┌──
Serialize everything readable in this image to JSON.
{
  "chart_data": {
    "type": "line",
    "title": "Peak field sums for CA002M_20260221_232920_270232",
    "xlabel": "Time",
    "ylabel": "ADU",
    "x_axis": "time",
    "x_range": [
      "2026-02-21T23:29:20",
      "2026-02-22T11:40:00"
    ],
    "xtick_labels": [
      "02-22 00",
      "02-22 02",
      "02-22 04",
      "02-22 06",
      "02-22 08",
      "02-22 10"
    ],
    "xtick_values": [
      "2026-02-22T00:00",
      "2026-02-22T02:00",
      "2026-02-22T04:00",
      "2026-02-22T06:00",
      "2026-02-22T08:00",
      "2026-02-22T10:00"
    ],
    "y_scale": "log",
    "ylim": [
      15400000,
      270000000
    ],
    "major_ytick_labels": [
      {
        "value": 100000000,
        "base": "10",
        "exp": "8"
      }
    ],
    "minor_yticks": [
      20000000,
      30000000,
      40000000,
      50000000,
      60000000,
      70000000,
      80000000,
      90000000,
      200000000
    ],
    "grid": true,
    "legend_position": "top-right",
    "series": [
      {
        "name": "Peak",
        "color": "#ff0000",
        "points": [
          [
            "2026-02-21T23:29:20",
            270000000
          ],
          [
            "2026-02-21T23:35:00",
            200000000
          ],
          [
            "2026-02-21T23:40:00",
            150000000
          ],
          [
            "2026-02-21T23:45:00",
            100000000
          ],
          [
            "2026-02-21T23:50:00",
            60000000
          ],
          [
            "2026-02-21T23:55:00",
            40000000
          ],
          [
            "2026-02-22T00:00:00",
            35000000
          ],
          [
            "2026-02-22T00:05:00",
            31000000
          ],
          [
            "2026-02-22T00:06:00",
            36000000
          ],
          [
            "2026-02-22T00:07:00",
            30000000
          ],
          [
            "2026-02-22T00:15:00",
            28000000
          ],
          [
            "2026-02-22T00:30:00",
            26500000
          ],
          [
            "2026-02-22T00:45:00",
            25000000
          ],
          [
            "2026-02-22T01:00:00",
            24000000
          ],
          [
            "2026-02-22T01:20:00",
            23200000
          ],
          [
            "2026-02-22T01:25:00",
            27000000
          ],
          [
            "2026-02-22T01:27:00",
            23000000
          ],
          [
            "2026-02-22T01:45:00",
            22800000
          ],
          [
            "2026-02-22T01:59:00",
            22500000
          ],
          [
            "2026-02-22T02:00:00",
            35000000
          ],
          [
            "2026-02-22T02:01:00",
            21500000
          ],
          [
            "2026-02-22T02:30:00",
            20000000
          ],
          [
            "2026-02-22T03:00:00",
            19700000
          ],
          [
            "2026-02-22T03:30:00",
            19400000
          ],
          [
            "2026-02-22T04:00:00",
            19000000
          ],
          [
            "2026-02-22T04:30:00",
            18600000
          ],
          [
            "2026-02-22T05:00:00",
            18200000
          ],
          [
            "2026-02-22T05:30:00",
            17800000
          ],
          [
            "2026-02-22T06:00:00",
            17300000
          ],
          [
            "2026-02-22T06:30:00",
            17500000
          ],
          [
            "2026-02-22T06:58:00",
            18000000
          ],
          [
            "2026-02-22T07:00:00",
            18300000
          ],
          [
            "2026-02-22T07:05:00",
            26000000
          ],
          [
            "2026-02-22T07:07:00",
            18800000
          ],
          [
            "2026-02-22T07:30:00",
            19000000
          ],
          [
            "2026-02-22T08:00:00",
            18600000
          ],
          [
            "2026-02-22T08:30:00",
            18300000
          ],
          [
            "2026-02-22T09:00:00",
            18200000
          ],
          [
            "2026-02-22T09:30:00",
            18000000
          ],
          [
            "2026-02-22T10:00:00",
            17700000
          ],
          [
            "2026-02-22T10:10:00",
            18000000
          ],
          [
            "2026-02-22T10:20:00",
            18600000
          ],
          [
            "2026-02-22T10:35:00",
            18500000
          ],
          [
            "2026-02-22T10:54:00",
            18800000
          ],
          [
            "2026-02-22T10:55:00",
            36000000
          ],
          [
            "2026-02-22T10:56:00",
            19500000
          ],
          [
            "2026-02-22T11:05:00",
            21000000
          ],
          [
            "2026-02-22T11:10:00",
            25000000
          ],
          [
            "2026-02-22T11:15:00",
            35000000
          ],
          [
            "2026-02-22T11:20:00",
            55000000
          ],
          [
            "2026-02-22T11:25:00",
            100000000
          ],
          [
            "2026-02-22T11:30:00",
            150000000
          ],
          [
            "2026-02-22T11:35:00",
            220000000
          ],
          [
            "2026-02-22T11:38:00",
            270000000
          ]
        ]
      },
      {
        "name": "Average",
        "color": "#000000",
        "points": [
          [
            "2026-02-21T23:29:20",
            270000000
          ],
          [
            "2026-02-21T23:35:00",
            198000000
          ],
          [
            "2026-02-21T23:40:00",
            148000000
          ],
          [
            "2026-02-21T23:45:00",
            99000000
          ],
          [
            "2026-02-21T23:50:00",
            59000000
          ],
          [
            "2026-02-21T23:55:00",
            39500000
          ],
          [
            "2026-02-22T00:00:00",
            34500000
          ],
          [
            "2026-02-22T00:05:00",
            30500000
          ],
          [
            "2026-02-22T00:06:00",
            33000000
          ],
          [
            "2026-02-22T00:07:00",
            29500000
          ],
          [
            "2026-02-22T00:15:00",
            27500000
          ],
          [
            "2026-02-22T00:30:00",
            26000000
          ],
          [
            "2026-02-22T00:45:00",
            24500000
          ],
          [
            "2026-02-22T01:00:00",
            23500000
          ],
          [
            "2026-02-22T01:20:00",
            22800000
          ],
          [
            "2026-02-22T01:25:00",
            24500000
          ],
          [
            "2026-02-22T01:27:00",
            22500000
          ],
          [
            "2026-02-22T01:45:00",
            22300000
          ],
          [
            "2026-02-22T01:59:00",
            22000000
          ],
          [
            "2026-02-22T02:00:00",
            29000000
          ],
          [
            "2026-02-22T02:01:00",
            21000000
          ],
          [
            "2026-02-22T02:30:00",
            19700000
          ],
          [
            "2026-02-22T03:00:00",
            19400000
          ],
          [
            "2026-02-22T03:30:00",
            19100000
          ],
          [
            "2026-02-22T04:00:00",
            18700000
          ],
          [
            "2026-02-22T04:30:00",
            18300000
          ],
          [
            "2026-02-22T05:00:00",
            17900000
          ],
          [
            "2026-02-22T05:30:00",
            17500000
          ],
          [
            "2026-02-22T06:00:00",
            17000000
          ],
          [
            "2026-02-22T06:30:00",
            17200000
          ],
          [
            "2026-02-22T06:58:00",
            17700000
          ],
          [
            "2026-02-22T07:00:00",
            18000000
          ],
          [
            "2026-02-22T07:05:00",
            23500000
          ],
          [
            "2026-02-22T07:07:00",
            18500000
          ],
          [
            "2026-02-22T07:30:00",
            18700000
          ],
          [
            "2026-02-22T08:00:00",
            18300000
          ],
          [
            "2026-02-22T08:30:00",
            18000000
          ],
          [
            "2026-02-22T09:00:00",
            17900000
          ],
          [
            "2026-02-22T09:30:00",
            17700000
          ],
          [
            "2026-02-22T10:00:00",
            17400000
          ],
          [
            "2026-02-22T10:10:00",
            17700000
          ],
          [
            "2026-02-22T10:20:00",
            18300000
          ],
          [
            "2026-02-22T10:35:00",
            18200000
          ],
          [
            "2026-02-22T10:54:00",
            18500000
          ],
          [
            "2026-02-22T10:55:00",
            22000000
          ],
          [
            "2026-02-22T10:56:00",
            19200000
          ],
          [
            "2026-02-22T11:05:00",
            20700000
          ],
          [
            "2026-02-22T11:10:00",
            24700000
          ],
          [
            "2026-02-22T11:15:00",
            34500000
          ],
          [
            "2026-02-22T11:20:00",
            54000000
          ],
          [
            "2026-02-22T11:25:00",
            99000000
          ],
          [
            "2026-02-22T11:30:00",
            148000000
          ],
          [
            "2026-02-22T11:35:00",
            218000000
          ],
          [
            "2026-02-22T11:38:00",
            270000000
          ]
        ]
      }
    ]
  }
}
└──
▶ **Set problem**:
Gather each line from the listing above that holds "Peak".

▶ **Response to this exercise**:
    "title": "Peak field sums for CA002M_20260221_232920_270232",
        "name": "Peak",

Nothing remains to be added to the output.